▸ EXERCISE DESCRIPTION
Scan the records for the string "dell"; copy each line where it occurs.

Collected data

•••

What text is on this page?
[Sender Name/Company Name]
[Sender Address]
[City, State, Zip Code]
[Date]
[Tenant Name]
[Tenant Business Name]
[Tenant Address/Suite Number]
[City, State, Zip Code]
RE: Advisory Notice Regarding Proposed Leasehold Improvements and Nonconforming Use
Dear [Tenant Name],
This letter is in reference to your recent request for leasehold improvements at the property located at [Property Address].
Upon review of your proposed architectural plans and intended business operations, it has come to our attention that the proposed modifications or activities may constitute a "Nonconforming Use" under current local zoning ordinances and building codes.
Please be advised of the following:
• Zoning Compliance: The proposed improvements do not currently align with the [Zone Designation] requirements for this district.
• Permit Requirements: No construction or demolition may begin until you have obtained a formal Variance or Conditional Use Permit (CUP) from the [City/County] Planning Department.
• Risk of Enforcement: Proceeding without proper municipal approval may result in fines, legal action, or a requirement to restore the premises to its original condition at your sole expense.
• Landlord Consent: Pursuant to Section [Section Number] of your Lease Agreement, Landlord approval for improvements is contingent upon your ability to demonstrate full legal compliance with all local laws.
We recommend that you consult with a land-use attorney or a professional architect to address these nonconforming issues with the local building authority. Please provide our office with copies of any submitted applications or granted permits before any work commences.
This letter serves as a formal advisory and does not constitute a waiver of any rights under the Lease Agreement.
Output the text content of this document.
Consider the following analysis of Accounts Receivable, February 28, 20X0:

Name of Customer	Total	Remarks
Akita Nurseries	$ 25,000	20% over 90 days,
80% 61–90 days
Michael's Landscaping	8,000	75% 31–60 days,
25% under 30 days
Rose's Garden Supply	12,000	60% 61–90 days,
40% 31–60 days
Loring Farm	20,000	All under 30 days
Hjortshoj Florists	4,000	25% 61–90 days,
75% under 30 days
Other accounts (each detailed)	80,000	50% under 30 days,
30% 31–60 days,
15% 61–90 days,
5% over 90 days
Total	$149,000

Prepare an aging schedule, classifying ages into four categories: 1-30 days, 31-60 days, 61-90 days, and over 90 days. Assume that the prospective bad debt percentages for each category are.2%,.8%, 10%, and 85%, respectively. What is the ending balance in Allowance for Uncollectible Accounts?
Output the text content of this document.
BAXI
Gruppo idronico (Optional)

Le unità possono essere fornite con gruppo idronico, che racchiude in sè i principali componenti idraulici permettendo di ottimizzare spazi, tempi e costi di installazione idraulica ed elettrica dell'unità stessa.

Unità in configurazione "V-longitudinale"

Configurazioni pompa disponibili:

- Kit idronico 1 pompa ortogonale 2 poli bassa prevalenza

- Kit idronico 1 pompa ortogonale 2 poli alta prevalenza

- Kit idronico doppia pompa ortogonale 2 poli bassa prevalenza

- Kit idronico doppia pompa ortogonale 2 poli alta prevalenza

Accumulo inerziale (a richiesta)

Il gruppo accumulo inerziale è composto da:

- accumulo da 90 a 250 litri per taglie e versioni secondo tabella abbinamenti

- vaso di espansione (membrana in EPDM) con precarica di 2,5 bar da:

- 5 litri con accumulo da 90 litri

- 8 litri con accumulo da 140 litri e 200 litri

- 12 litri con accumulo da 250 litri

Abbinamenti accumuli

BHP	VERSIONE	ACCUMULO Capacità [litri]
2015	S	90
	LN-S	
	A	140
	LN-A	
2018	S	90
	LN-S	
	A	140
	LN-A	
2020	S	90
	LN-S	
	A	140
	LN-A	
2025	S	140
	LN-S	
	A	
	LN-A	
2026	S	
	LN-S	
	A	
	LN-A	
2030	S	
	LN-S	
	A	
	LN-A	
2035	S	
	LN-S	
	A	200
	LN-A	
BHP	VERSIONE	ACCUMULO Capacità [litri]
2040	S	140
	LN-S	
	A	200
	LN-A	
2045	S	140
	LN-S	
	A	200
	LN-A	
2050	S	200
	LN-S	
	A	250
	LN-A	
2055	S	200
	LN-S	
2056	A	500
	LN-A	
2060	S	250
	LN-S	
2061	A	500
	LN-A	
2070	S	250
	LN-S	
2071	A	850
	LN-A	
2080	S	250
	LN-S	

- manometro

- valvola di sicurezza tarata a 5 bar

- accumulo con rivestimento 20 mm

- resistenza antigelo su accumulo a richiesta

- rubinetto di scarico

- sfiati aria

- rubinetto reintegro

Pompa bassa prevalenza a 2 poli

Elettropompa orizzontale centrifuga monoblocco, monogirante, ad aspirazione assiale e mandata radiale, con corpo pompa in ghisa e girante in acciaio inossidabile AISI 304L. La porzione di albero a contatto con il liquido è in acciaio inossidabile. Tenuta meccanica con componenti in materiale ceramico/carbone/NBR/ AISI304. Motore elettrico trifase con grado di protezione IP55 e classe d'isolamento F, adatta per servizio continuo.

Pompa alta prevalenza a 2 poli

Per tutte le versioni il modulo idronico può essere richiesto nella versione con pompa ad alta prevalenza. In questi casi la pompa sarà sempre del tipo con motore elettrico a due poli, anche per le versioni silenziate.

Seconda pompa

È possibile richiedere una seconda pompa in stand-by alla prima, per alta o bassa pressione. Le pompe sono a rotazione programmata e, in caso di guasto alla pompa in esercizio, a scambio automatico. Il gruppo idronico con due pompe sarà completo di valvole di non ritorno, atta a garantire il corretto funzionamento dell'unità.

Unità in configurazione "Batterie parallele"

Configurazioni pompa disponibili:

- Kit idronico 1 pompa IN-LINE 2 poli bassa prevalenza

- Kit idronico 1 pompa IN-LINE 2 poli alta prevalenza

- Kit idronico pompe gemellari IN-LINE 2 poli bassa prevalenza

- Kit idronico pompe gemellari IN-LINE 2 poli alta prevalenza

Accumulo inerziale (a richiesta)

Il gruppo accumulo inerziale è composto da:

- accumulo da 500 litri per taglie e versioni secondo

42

•••

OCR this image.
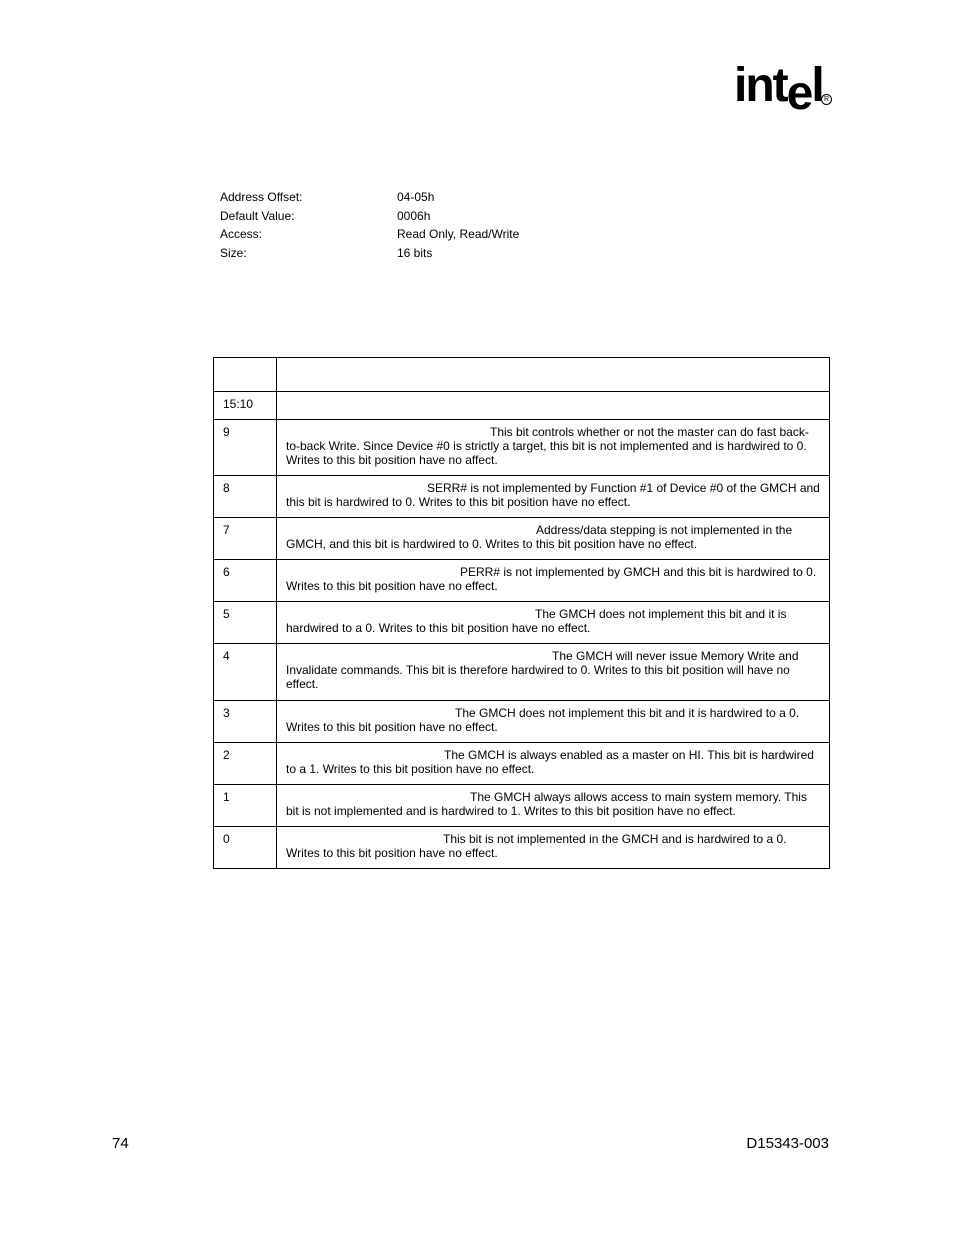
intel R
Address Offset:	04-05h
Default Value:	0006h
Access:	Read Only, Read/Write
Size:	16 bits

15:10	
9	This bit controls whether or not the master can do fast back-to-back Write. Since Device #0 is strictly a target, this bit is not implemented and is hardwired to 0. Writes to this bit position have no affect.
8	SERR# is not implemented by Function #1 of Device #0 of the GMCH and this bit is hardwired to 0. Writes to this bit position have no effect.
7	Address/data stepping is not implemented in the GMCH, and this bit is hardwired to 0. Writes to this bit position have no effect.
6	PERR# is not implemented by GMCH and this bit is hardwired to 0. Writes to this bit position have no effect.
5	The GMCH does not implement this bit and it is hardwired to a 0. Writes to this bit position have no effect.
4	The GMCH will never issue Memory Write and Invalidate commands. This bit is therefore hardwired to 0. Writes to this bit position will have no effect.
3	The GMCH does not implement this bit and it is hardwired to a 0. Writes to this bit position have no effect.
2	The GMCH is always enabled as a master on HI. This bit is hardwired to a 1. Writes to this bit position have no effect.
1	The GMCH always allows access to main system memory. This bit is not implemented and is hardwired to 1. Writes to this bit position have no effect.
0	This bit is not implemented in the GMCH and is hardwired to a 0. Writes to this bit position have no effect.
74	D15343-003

•••

▸ RESPONSE TO THE EXERCISE
Le unità possono essere fornite con gruppo idronico, che racchiude in sè i principali componenti idraulici permettendo di ottimizzare spazi, tempi e costi di installazione idraulica ed elettrica dell'unità stessa.
È possibile richiedere una seconda pompa in stand-by alla prima, per alta o bassa pressione. Le pompe sono a rotazione programmata e, in caso di guasto alla pompa in esercizio, a scambio automatico. Il gruppo idronico con due pompe sarà completo di valvole di non ritorno, atta a garantire il corretto funzionamento dell'unità.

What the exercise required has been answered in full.